— begin Information shown —
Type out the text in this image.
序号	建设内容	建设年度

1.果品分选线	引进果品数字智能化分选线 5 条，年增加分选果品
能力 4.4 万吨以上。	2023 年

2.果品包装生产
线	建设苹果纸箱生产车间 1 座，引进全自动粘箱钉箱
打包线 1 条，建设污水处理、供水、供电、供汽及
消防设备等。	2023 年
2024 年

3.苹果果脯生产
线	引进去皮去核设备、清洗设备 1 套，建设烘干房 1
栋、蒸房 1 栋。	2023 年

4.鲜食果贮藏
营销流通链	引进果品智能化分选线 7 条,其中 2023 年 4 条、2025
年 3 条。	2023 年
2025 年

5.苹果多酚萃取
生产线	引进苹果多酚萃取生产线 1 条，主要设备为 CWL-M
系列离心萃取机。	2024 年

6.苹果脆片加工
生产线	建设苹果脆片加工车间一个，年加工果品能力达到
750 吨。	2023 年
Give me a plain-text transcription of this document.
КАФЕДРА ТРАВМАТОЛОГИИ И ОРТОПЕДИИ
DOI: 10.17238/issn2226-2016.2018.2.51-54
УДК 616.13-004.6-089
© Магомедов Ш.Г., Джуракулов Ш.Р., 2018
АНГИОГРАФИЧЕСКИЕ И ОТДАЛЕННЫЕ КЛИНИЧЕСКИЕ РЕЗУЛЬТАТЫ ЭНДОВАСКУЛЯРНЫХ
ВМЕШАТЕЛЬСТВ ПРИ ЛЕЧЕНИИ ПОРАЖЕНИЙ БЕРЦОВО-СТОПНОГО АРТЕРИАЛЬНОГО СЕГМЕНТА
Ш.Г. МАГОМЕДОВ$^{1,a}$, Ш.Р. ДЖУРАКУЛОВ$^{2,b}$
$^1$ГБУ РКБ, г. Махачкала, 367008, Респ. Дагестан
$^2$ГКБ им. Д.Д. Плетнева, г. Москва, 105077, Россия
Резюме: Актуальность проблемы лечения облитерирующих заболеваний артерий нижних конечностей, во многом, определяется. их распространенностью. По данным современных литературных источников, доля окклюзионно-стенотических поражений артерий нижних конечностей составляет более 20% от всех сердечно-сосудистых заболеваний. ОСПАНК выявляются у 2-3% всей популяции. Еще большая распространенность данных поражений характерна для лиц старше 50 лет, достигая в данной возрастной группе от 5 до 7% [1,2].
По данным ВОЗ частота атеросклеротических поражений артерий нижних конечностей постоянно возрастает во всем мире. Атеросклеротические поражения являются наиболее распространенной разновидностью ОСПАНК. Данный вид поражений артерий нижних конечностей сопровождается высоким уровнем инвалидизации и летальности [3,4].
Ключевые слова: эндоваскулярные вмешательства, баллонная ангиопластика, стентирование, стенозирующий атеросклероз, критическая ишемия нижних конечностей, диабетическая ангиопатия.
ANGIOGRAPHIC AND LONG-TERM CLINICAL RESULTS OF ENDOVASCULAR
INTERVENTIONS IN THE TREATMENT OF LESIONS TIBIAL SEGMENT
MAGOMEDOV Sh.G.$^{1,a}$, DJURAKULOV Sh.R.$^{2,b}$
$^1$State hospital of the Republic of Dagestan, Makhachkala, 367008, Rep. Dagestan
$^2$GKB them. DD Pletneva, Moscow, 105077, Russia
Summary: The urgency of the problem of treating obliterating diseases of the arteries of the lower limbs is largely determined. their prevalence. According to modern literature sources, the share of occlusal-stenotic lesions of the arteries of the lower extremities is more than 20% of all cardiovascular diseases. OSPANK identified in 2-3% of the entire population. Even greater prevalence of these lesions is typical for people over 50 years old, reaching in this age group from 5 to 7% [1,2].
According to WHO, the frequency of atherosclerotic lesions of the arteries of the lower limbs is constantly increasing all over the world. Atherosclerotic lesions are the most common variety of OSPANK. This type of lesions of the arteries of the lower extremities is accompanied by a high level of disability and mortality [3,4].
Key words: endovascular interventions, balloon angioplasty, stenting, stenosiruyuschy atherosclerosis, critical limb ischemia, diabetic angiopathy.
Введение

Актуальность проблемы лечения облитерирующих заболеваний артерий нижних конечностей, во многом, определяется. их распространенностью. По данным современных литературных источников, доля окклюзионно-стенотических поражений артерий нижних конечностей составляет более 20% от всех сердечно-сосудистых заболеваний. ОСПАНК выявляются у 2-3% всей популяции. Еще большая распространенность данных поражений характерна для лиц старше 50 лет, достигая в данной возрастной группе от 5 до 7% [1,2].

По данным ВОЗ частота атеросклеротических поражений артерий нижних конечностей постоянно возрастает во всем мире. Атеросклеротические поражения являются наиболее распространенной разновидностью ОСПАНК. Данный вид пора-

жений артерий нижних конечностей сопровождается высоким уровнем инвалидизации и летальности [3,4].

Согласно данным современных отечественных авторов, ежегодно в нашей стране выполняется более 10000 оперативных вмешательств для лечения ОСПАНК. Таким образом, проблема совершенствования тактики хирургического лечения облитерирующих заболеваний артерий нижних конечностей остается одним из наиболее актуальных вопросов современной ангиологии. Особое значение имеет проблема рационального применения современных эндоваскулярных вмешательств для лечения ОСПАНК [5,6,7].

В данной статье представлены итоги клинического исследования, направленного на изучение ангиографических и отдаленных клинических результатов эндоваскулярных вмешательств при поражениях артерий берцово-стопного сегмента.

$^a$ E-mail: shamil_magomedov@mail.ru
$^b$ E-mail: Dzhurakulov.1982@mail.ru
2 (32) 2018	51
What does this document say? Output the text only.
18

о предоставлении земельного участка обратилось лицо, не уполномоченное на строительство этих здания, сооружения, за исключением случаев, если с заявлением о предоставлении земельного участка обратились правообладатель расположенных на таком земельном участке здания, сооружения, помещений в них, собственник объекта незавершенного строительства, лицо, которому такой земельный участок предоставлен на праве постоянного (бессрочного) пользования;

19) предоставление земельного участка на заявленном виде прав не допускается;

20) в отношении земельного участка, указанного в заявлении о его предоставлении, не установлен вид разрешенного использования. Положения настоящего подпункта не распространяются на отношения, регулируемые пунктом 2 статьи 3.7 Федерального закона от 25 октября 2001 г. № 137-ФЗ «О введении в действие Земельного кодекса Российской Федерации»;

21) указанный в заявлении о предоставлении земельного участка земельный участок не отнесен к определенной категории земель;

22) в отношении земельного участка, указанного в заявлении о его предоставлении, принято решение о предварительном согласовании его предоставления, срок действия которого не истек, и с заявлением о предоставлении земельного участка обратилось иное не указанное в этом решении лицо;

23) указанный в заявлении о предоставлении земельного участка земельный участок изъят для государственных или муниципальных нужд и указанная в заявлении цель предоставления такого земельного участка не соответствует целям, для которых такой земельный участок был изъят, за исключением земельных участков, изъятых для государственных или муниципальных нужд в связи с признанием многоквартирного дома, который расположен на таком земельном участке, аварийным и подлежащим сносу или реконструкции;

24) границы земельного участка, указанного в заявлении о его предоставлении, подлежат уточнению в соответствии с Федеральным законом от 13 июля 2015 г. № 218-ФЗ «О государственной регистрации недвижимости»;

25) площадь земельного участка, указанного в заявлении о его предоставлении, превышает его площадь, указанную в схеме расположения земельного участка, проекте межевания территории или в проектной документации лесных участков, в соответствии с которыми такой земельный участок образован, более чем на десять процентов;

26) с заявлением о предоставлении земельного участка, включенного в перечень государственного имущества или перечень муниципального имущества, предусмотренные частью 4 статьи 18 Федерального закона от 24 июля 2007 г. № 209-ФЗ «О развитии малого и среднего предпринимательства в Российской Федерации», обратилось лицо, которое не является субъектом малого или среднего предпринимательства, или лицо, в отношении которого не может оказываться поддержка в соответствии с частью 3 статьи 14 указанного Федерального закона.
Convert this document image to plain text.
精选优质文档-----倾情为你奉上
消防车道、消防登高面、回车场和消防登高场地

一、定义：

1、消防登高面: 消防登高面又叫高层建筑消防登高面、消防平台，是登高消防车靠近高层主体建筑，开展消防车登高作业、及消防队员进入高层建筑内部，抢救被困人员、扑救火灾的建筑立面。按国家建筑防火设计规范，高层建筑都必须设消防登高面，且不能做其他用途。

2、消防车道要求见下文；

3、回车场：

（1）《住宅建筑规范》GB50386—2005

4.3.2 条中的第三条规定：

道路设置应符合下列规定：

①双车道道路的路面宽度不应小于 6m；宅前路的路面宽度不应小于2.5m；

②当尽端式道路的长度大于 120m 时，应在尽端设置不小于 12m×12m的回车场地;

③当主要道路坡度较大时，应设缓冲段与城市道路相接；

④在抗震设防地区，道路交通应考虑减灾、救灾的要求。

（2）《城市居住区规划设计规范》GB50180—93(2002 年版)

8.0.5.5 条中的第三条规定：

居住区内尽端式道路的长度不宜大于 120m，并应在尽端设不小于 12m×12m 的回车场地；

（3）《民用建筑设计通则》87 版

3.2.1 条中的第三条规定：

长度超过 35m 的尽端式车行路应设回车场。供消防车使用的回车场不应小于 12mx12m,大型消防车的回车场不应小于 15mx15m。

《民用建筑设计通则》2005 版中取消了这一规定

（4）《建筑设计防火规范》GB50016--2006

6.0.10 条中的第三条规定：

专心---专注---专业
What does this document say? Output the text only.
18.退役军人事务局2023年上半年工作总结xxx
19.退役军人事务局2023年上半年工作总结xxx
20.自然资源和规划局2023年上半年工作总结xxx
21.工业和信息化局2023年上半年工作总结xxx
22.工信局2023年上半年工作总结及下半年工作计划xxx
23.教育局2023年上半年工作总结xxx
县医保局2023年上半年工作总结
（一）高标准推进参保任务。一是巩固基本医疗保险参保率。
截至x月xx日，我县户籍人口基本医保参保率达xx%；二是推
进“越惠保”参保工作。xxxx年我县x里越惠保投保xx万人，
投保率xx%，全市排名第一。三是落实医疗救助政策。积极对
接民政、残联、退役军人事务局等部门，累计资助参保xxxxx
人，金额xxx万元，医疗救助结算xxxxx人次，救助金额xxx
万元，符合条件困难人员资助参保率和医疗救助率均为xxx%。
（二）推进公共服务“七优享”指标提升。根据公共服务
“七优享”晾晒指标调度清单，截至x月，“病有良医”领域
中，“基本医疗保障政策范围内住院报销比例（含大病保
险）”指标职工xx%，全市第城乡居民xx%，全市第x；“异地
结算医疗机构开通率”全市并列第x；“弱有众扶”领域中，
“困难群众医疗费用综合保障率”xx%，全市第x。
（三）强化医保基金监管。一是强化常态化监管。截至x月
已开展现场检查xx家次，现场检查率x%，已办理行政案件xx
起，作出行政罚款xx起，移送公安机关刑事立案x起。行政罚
— end Information shown —
● **Task directions**
For this exercise, gather every line of the data that contains the word "участков".

● **Complete answer**
23) указанный в заявлении о предоставлении земельного участка земельный участок изъят для государственных или муниципальных нужд и указанная в заявлении цель предоставления такого земельного участка не соответствует целям, для которых такой земельный участок был изъят, за исключением земельных участков, изъятых для государственных или муниципальных нужд в связи с признанием многоквартирного дома, который расположен на таком земельном участке, аварийным и подлежащим сносу или реконструкции;
25) площадь земельного участка, указанного в заявлении о его предоставлении, превышает его площадь, указанную в схеме расположения земельного участка, проекте межевания территории или в проектной документации лесных участков, в соответствии с которыми такой земельный участок образован, более чем на десять процентов;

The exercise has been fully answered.